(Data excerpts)
%%

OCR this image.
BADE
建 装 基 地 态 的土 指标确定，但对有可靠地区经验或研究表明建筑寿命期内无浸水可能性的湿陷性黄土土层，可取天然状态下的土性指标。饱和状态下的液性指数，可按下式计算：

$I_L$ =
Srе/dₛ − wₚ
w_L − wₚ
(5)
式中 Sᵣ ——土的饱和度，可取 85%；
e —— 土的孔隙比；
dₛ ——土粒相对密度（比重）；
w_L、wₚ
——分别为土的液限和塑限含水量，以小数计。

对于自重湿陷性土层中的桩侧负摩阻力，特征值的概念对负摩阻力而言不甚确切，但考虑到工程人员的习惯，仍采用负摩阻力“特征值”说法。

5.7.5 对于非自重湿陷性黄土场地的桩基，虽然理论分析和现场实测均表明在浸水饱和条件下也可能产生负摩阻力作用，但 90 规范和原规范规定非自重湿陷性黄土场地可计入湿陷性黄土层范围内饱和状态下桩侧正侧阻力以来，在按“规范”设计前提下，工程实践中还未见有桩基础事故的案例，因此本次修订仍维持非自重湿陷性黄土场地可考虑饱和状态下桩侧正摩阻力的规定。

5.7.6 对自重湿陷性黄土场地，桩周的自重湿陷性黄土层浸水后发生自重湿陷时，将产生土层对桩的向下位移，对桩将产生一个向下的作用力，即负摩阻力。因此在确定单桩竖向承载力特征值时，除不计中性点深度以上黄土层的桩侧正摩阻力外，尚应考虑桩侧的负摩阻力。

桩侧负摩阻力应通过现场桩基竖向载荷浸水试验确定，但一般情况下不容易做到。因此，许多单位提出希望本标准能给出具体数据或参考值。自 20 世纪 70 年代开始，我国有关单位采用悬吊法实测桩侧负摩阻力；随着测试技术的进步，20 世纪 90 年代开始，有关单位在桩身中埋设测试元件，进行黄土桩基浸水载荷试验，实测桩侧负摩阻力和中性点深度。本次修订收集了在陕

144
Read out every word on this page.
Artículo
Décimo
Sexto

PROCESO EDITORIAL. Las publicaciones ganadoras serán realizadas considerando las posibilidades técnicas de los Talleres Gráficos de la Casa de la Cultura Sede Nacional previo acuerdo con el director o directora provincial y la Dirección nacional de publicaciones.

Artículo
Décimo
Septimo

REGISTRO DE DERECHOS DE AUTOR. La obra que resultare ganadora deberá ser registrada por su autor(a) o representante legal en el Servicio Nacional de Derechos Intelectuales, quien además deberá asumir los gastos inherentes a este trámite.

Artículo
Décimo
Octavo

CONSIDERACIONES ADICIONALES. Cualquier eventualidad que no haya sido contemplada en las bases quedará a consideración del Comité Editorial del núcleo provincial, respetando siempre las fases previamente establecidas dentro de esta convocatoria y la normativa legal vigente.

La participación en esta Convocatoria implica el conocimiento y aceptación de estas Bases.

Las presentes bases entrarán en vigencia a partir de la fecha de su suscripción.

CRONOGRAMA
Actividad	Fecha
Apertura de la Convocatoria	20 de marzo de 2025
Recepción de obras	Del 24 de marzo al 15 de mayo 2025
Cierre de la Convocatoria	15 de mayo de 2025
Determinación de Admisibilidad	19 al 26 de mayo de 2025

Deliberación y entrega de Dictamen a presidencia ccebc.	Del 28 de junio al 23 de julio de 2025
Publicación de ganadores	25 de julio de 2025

%%

▶ **PROBLEM**:
Your answer should be a single number: the count of lines in the data that include the word "provincial".

▶ **TASK RESPONSE**:
2